A line counts if it contains the string "this"; say how many such lines there are, giving only the number.

### Extracted data
((

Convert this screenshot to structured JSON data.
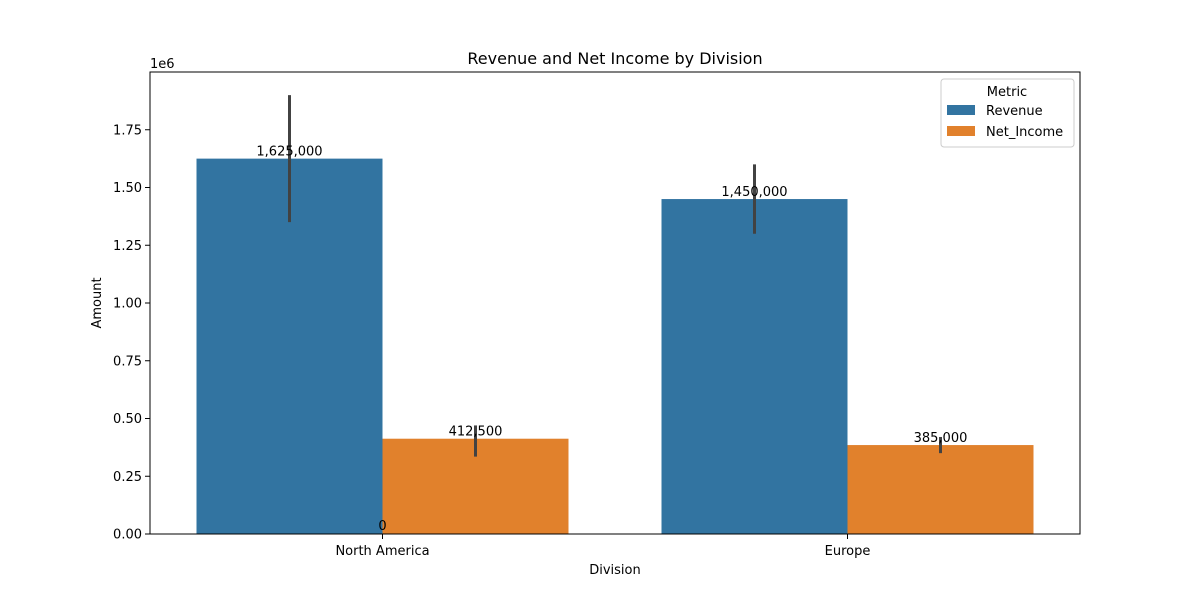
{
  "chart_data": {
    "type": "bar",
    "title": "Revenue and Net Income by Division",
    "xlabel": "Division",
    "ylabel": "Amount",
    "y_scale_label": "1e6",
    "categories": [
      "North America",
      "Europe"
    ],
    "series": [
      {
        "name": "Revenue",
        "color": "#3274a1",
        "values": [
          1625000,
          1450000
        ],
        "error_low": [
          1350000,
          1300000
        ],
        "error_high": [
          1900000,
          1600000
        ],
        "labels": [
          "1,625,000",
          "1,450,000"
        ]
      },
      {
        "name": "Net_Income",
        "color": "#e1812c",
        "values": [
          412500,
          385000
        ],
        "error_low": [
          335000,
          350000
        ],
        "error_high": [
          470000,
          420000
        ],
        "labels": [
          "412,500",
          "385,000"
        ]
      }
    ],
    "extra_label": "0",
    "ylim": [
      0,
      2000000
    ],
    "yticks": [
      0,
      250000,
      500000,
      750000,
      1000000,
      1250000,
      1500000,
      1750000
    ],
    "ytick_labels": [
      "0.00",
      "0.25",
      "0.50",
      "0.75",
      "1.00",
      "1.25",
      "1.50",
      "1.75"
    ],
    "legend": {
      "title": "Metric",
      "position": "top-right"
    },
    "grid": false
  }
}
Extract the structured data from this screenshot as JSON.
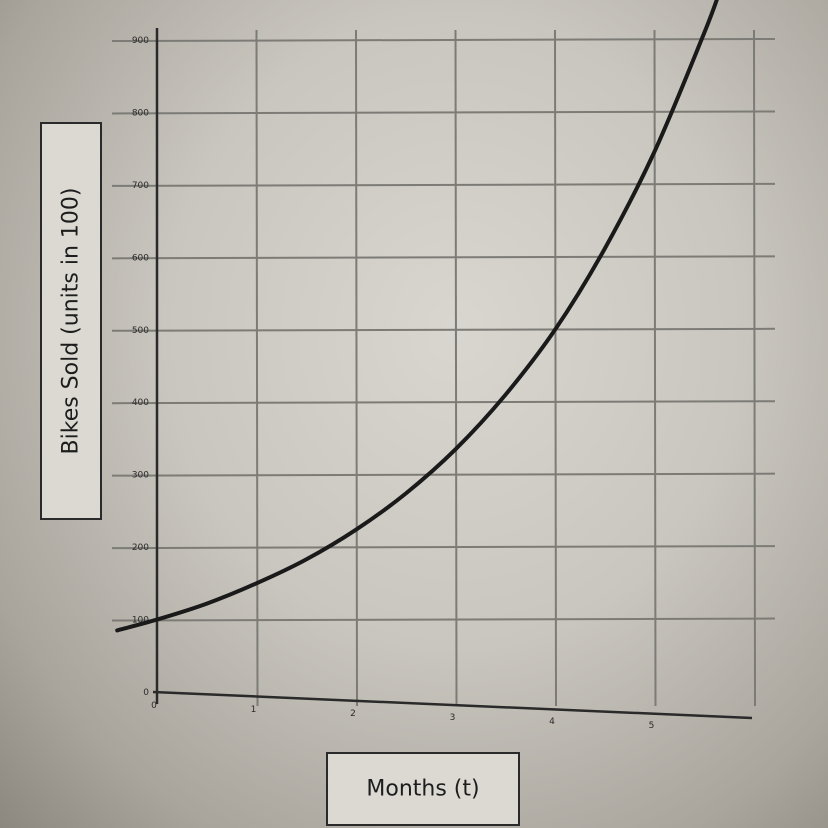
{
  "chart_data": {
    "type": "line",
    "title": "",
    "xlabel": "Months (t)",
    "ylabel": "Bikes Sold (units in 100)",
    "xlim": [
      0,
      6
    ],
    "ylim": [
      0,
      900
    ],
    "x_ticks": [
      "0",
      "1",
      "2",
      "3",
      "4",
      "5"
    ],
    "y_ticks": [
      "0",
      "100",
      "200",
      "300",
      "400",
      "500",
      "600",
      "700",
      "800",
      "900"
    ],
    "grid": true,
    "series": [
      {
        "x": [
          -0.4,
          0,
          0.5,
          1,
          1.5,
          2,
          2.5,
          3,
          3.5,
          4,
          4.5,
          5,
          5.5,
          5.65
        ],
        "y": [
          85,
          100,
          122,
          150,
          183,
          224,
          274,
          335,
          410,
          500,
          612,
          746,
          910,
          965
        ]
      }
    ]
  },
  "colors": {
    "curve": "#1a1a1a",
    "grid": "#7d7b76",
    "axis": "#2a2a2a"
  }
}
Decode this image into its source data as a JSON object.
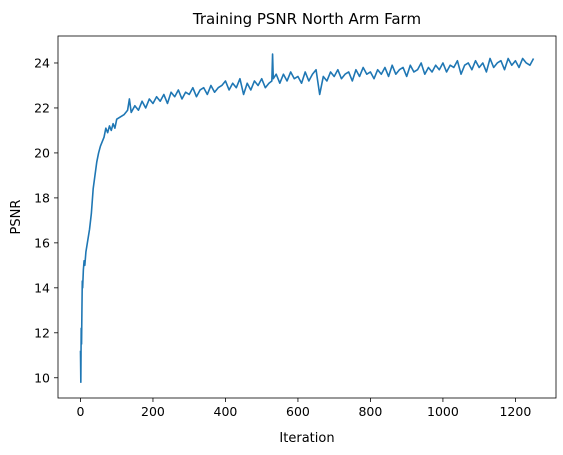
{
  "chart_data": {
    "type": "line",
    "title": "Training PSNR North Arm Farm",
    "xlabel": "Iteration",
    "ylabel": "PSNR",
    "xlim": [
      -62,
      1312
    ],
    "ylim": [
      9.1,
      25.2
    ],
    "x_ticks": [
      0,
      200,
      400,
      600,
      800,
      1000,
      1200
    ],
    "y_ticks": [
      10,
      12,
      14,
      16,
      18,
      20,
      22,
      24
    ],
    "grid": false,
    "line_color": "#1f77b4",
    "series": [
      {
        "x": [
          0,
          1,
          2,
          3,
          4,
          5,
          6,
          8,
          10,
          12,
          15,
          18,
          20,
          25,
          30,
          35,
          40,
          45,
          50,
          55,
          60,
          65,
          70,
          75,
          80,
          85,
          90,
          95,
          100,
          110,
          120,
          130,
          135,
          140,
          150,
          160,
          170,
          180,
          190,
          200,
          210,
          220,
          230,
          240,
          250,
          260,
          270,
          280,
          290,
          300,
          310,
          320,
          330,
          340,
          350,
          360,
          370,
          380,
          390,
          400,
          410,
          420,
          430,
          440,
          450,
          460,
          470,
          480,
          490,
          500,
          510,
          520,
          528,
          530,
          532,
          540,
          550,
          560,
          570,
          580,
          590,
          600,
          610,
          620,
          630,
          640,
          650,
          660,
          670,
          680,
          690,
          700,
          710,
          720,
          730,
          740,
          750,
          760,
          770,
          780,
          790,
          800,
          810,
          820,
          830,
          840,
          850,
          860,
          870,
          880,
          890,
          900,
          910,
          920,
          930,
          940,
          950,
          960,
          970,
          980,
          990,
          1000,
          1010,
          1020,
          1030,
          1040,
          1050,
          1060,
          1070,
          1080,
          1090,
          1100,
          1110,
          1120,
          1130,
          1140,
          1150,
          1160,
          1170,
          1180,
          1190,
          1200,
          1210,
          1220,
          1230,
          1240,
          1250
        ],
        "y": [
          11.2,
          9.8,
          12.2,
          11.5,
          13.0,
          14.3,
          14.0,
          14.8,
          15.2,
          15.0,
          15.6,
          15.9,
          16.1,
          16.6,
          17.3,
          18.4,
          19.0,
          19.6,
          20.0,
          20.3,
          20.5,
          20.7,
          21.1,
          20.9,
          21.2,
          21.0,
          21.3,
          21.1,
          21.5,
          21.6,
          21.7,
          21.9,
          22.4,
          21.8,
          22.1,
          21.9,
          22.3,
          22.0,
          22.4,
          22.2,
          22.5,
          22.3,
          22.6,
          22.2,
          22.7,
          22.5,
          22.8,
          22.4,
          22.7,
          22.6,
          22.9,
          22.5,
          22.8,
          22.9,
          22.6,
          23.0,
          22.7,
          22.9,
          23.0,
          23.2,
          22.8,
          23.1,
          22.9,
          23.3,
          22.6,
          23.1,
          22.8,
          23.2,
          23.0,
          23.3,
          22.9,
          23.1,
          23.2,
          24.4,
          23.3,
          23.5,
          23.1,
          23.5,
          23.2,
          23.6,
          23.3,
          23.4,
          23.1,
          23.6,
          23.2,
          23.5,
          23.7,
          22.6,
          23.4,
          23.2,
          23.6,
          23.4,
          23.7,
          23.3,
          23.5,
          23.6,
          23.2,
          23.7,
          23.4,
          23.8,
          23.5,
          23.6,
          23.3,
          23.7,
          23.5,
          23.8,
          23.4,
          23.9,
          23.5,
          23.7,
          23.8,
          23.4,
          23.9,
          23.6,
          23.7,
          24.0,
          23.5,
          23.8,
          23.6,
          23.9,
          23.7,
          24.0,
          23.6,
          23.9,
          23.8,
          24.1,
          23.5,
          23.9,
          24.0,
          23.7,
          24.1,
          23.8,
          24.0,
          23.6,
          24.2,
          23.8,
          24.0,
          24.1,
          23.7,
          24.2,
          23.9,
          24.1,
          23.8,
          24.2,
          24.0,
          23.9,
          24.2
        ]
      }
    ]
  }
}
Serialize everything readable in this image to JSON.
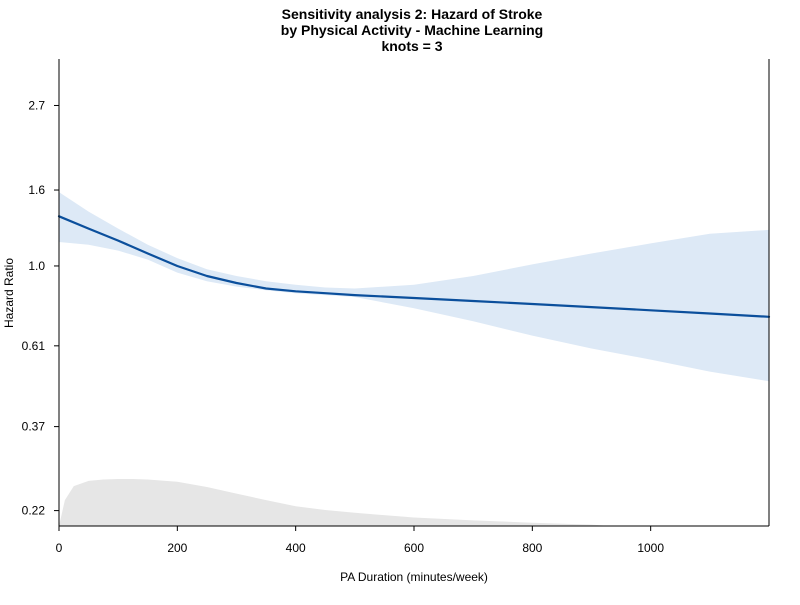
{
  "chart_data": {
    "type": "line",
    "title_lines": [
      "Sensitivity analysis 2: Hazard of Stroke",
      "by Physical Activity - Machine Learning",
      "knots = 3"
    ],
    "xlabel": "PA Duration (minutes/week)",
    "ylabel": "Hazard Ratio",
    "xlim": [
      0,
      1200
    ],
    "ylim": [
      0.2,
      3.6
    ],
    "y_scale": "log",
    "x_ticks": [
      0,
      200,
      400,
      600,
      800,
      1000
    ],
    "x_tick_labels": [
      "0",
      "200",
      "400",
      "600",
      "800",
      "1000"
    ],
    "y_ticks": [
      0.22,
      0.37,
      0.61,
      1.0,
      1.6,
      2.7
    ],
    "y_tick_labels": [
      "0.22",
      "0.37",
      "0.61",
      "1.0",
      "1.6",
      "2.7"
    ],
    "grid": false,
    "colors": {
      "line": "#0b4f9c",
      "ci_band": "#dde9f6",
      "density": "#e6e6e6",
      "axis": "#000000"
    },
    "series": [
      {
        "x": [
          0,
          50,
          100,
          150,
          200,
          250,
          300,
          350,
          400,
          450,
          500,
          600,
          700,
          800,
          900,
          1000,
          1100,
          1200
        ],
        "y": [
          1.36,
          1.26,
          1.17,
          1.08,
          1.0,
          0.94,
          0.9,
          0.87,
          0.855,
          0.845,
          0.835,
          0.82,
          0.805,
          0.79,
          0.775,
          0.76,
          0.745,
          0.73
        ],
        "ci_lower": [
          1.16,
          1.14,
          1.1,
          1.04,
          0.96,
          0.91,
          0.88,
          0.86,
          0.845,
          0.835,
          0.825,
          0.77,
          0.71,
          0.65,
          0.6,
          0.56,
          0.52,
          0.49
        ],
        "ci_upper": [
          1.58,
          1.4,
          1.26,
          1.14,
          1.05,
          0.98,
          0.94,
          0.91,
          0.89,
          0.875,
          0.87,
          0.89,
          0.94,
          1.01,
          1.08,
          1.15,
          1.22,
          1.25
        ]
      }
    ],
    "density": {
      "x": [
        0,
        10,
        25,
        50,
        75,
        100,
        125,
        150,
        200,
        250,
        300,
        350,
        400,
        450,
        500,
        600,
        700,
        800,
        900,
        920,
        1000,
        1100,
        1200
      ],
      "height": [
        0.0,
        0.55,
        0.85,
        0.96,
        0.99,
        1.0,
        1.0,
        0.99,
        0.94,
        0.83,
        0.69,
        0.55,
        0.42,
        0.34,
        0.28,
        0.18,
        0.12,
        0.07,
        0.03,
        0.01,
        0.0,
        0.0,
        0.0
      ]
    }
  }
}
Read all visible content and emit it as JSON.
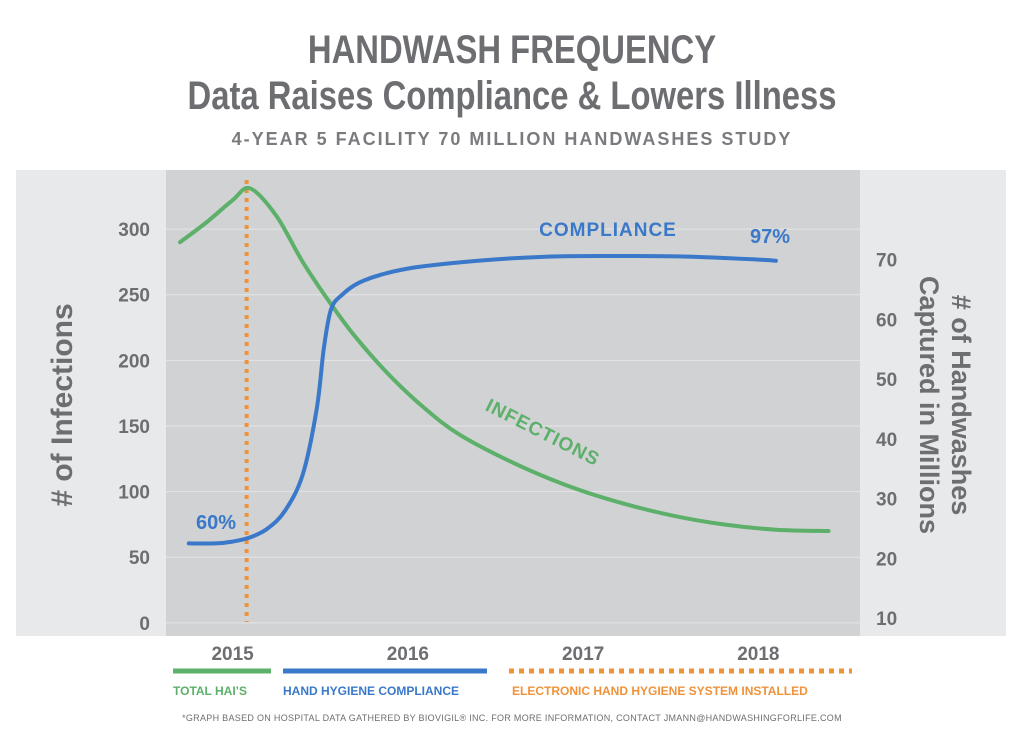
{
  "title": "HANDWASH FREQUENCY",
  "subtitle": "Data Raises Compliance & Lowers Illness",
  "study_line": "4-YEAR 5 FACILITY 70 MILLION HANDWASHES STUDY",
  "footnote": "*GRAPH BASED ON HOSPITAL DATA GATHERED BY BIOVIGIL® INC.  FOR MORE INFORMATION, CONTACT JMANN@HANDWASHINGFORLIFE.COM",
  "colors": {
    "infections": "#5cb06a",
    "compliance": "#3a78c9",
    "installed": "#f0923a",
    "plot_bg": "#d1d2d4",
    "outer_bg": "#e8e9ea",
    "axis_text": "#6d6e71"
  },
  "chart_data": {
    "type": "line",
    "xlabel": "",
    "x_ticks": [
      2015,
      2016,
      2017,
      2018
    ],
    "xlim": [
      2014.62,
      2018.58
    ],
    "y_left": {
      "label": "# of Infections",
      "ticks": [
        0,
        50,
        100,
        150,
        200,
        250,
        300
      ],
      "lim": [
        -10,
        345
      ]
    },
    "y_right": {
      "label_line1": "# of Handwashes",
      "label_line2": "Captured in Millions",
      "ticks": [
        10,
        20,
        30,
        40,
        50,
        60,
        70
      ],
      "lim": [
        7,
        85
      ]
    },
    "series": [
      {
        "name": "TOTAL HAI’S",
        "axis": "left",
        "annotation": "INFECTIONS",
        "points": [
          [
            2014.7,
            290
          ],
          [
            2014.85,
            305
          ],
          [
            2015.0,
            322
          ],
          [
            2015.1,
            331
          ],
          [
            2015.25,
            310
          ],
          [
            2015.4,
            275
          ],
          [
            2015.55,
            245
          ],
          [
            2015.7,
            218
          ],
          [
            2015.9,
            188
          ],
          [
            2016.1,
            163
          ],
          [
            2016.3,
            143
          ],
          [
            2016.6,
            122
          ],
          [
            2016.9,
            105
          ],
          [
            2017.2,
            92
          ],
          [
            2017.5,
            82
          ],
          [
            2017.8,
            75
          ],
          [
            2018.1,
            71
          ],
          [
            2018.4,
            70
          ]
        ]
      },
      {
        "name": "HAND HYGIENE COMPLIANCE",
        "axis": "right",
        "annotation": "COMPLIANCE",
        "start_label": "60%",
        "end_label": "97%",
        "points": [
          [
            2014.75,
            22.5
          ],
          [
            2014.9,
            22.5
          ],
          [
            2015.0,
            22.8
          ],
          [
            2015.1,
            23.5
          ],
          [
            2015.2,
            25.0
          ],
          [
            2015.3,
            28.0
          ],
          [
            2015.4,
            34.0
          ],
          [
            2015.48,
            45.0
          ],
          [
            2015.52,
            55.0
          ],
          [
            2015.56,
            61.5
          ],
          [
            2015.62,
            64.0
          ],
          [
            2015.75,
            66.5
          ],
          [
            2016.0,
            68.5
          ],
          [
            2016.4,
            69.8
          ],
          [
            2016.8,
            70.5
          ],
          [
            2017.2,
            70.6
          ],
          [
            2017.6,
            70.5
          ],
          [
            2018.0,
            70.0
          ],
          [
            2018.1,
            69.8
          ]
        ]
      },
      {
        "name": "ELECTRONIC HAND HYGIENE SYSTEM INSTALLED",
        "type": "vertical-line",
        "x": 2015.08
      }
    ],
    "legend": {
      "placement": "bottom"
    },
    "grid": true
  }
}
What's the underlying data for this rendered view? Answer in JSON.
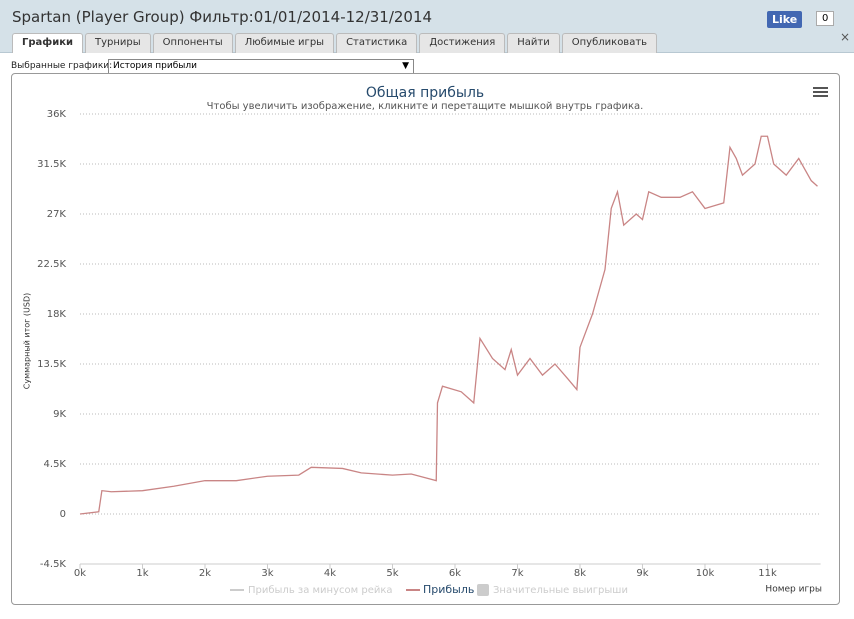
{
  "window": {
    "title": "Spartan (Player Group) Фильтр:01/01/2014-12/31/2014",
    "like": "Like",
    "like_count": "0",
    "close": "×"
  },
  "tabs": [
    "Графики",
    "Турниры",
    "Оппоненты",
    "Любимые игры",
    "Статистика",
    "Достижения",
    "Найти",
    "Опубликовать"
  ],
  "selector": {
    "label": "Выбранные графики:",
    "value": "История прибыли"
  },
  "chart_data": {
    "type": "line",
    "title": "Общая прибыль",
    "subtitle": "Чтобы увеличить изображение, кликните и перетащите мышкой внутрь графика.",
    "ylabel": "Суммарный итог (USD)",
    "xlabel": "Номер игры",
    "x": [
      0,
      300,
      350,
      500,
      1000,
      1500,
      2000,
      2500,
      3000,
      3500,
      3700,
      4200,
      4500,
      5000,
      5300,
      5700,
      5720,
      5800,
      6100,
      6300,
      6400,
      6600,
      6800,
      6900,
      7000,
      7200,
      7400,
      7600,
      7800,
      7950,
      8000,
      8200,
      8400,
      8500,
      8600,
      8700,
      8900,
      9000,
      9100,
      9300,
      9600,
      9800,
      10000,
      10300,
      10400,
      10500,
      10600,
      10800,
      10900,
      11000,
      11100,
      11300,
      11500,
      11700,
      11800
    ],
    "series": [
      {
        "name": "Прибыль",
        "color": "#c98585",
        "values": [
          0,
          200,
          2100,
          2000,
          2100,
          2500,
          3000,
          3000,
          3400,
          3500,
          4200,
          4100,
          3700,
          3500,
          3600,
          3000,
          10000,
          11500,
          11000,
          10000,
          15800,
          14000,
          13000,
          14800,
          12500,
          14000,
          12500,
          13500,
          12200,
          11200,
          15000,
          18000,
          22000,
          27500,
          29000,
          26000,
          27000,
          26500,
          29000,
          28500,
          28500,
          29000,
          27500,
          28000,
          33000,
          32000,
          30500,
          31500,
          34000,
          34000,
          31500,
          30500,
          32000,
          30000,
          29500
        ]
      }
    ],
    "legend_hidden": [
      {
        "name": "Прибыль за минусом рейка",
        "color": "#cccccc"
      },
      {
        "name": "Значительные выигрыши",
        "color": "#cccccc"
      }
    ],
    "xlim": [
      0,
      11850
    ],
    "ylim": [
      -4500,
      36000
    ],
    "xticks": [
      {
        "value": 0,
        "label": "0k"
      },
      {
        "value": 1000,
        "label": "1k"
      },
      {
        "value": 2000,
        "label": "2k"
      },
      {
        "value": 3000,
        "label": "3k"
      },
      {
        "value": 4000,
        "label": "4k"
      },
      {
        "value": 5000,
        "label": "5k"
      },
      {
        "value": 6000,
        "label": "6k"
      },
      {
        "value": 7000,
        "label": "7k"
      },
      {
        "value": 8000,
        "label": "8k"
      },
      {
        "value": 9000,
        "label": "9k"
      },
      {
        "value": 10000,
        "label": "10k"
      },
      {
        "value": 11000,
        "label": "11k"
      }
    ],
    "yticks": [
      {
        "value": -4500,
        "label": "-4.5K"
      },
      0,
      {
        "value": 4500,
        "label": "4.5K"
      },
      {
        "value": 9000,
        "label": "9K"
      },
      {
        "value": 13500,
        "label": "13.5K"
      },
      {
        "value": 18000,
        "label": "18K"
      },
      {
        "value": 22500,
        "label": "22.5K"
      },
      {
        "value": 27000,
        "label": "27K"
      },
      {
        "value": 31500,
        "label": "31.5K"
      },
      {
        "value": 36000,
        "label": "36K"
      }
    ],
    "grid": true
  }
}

))

### Answer to the task
5